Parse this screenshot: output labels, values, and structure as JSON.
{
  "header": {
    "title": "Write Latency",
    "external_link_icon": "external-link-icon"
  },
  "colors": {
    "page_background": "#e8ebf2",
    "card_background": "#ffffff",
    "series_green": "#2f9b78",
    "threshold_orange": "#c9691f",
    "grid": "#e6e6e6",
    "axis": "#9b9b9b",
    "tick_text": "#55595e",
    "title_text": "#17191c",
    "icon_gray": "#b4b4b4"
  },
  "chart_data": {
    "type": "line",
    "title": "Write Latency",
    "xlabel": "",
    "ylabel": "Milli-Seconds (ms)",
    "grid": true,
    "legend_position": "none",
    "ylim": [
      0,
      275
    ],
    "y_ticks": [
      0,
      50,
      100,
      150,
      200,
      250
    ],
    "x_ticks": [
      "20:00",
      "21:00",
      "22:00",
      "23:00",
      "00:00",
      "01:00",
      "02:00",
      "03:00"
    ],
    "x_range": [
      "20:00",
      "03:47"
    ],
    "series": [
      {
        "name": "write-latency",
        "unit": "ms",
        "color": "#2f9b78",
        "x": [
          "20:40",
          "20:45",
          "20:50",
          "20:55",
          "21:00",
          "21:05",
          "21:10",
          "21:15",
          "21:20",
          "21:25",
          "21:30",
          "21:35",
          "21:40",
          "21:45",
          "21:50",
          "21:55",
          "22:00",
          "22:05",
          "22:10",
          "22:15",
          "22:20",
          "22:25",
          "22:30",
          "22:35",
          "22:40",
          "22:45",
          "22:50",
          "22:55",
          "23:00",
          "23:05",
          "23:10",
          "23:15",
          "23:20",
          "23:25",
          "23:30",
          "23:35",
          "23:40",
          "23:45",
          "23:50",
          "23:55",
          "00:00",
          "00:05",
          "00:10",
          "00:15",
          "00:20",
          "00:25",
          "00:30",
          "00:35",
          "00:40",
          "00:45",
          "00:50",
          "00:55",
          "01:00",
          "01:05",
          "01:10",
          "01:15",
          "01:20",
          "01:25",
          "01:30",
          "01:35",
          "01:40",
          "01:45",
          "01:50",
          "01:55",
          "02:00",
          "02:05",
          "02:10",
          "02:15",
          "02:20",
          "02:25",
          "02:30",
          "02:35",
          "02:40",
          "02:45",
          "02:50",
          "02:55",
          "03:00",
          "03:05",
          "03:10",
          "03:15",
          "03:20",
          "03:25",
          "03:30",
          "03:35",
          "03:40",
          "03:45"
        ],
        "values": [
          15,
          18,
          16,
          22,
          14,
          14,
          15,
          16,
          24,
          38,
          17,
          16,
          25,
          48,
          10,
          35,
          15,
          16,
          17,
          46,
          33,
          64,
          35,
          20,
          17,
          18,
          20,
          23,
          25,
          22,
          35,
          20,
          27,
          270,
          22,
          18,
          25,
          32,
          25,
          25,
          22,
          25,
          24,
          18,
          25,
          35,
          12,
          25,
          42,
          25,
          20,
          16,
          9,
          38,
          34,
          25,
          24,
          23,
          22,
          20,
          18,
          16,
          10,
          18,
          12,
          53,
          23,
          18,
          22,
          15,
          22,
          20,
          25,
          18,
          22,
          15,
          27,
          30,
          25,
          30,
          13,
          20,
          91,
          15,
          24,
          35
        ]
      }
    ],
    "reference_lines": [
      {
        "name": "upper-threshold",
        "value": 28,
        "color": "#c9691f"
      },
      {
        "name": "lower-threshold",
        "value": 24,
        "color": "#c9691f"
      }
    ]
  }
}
_____
Task objective
Extract all of the data above and output it character for character.

Complete answer
Parse this screenshot: output labels, values, and structure as JSON.
{
  "header": {
    "title": "Write Latency",
    "external_link_icon": "external-link-icon"
  },
  "colors": {
    "page_background": "#e8ebf2",
    "card_background": "#ffffff",
    "series_green": "#2f9b78",
    "threshold_orange": "#c9691f",
    "grid": "#e6e6e6",
    "axis": "#9b9b9b",
    "tick_text": "#55595e",
    "title_text": "#17191c",
    "icon_gray": "#b4b4b4"
  },
  "chart_data": {
    "type": "line",
    "title": "Write Latency",
    "xlabel": "",
    "ylabel": "Milli-Seconds (ms)",
    "grid": true,
    "legend_position": "none",
    "ylim": [
      0,
      275
    ],
    "y_ticks": [
      0,
      50,
      100,
      150,
      200,
      250
    ],
    "x_ticks": [
      "20:00",
      "21:00",
      "22:00",
      "23:00",
      "00:00",
      "01:00",
      "02:00",
      "03:00"
    ],
    "x_range": [
      "20:00",
      "03:47"
    ],
    "series": [
      {
        "name": "write-latency",
        "unit": "ms",
        "color": "#2f9b78",
        "x": [
          "20:40",
          "20:45",
          "20:50",
          "20:55",
          "21:00",
          "21:05",
          "21:10",
          "21:15",
          "21:20",
          "21:25",
          "21:30",
          "21:35",
          "21:40",
          "21:45",
          "21:50",
          "21:55",
          "22:00",
          "22:05",
          "22:10",
          "22:15",
          "22:20",
          "22:25",
          "22:30",
          "22:35",
          "22:40",
          "22:45",
          "22:50",
          "22:55",
          "23:00",
          "23:05",
          "23:10",
          "23:15",
          "23:20",
          "23:25",
          "23:30",
          "23:35",
          "23:40",
          "23:45",
          "23:50",
          "23:55",
          "00:00",
          "00:05",
          "00:10",
          "00:15",
          "00:20",
          "00:25",
          "00:30",
          "00:35",
          "00:40",
          "00:45",
          "00:50",
          "00:55",
          "01:00",
          "01:05",
          "01:10",
          "01:15",
          "01:20",
          "01:25",
          "01:30",
          "01:35",
          "01:40",
          "01:45",
          "01:50",
          "01:55",
          "02:00",
          "02:05",
          "02:10",
          "02:15",
          "02:20",
          "02:25",
          "02:30",
          "02:35",
          "02:40",
          "02:45",
          "02:50",
          "02:55",
          "03:00",
          "03:05",
          "03:10",
          "03:15",
          "03:20",
          "03:25",
          "03:30",
          "03:35",
          "03:40",
          "03:45"
        ],
        "values": [
          15,
          18,
          16,
          22,
          14,
          14,
          15,
          16,
          24,
          38,
          17,
          16,
          25,
          48,
          10,
          35,
          15,
          16,
          17,
          46,
          33,
          64,
          35,
          20,
          17,
          18,
          20,
          23,
          25,
          22,
          35,
          20,
          27,
          270,
          22,
          18,
          25,
          32,
          25,
          25,
          22,
          25,
          24,
          18,
          25,
          35,
          12,
          25,
          42,
          25,
          20,
          16,
          9,
          38,
          34,
          25,
          24,
          23,
          22,
          20,
          18,
          16,
          10,
          18,
          12,
          53,
          23,
          18,
          22,
          15,
          22,
          20,
          25,
          18,
          22,
          15,
          27,
          30,
          25,
          30,
          13,
          20,
          91,
          15,
          24,
          35
        ]
      }
    ],
    "reference_lines": [
      {
        "name": "upper-threshold",
        "value": 28,
        "color": "#c9691f"
      },
      {
        "name": "lower-threshold",
        "value": 24,
        "color": "#c9691f"
      }
    ]
  }
}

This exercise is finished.